What this task involves » Copy each line below that includes "within".

(Data items)
- - -

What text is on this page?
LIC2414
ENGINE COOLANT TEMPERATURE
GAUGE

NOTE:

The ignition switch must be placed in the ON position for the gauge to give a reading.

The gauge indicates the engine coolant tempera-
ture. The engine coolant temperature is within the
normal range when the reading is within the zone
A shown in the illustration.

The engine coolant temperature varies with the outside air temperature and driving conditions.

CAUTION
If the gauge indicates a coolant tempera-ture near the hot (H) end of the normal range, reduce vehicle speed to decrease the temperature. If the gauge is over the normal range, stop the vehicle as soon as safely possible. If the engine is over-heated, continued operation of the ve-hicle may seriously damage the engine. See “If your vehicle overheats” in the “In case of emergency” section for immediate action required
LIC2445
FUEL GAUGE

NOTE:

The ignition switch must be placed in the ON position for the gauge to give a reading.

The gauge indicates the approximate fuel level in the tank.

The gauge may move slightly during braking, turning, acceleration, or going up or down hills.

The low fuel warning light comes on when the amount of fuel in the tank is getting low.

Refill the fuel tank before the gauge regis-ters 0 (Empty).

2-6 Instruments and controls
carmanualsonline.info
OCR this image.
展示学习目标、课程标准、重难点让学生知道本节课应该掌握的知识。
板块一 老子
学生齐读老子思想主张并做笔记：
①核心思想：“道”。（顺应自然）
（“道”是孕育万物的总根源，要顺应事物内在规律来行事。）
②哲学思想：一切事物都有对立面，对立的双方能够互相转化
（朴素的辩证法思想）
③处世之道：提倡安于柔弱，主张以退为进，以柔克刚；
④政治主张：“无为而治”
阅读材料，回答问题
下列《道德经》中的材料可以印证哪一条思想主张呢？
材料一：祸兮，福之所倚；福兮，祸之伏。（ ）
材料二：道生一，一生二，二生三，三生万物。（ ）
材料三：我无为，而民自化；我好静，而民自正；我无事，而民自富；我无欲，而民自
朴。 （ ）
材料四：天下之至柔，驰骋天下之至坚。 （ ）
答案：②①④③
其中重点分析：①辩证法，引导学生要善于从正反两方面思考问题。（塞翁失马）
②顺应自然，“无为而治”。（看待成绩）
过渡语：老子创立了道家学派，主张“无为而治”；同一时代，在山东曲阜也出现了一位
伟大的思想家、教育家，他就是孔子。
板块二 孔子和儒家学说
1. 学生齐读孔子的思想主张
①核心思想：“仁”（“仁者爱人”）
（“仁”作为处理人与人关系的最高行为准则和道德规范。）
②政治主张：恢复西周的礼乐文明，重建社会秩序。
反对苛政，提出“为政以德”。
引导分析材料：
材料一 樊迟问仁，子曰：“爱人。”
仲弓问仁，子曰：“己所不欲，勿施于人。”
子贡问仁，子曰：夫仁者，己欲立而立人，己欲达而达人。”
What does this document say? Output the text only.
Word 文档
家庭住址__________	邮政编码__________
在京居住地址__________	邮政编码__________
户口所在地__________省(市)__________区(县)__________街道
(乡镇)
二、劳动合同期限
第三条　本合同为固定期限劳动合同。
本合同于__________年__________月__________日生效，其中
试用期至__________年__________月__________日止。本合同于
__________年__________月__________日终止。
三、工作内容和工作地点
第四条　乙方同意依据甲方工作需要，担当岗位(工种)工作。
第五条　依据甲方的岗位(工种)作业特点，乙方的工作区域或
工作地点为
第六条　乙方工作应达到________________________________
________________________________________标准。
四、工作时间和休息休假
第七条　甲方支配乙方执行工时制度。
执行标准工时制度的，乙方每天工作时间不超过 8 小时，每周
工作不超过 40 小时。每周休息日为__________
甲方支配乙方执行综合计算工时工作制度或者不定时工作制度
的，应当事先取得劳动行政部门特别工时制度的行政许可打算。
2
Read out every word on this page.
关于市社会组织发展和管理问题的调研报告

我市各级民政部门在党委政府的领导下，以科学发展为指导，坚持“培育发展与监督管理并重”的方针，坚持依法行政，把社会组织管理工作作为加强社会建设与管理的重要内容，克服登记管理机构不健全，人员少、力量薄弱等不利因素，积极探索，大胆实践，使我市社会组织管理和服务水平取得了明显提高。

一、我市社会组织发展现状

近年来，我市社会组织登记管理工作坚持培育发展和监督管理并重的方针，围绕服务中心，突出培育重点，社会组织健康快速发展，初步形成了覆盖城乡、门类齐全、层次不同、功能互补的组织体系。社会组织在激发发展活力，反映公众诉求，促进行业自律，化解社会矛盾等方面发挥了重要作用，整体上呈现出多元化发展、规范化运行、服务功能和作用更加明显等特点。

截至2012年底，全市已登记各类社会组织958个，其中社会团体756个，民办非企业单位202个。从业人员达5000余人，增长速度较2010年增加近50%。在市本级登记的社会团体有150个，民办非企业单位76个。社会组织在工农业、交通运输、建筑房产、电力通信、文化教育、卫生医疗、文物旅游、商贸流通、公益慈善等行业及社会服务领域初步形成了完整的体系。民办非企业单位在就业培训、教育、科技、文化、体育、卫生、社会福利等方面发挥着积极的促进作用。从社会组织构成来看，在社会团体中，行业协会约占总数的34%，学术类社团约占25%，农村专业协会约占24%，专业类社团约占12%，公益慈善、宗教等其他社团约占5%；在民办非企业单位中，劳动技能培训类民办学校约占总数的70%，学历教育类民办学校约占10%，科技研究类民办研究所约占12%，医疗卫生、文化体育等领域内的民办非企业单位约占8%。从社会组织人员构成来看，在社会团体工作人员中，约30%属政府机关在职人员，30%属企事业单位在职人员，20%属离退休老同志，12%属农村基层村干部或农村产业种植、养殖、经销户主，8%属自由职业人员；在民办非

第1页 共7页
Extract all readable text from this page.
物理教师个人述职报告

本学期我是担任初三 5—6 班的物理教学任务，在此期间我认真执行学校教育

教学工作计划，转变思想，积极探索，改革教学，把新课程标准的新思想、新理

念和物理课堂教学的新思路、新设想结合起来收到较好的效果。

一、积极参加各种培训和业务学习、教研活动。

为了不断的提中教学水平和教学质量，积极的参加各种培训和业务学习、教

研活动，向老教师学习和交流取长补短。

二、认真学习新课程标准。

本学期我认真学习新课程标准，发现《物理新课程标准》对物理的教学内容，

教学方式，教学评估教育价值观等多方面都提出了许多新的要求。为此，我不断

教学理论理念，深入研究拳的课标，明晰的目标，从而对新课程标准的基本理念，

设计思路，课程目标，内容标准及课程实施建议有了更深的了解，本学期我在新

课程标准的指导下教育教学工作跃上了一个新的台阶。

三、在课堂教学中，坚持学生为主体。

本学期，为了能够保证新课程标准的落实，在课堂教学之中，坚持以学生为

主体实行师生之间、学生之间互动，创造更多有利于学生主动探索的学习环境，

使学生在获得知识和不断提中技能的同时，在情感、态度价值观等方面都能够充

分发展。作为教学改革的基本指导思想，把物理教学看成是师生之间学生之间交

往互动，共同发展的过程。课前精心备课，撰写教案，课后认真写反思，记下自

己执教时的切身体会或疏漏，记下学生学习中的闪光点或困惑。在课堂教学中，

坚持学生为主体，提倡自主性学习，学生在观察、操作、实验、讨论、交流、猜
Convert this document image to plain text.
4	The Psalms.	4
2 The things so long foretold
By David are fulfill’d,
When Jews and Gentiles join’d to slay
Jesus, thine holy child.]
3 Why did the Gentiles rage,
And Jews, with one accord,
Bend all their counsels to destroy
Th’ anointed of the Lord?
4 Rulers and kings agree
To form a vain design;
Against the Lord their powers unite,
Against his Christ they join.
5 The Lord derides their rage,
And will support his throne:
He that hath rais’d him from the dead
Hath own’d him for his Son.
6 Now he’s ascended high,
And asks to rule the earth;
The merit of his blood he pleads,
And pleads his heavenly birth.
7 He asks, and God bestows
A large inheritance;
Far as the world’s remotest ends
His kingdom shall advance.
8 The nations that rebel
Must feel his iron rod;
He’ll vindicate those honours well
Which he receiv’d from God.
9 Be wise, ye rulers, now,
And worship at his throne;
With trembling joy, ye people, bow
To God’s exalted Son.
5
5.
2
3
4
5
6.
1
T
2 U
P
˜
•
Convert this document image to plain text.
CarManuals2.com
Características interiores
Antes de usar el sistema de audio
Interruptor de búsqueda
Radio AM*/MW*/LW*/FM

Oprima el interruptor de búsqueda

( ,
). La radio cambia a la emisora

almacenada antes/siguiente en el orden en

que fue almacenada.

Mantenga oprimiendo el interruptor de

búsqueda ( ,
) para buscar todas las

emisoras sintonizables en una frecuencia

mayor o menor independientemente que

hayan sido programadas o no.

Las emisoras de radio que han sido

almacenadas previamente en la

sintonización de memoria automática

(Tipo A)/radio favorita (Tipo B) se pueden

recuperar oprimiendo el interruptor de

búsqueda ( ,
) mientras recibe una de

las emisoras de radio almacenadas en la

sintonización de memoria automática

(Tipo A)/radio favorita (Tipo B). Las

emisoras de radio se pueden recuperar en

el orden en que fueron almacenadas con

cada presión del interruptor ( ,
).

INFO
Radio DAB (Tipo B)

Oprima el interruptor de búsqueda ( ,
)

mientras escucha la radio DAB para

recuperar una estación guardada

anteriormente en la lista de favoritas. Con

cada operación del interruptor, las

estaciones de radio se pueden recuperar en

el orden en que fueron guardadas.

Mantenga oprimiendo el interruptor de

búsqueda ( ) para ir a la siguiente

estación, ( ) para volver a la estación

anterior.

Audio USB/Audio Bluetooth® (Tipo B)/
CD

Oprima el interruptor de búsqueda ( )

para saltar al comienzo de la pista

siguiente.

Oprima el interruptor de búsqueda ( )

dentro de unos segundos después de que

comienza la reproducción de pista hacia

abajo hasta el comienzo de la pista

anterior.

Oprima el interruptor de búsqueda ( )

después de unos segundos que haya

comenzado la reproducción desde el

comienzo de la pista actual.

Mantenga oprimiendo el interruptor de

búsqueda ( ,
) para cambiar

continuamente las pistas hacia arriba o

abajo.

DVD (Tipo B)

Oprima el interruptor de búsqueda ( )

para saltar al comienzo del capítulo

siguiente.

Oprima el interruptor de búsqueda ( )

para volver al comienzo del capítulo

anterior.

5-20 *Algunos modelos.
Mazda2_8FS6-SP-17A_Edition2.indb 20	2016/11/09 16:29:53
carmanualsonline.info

- - -

Answer to the problem »
ture. The engine coolant temperature is within the
normal range when the reading is within the zone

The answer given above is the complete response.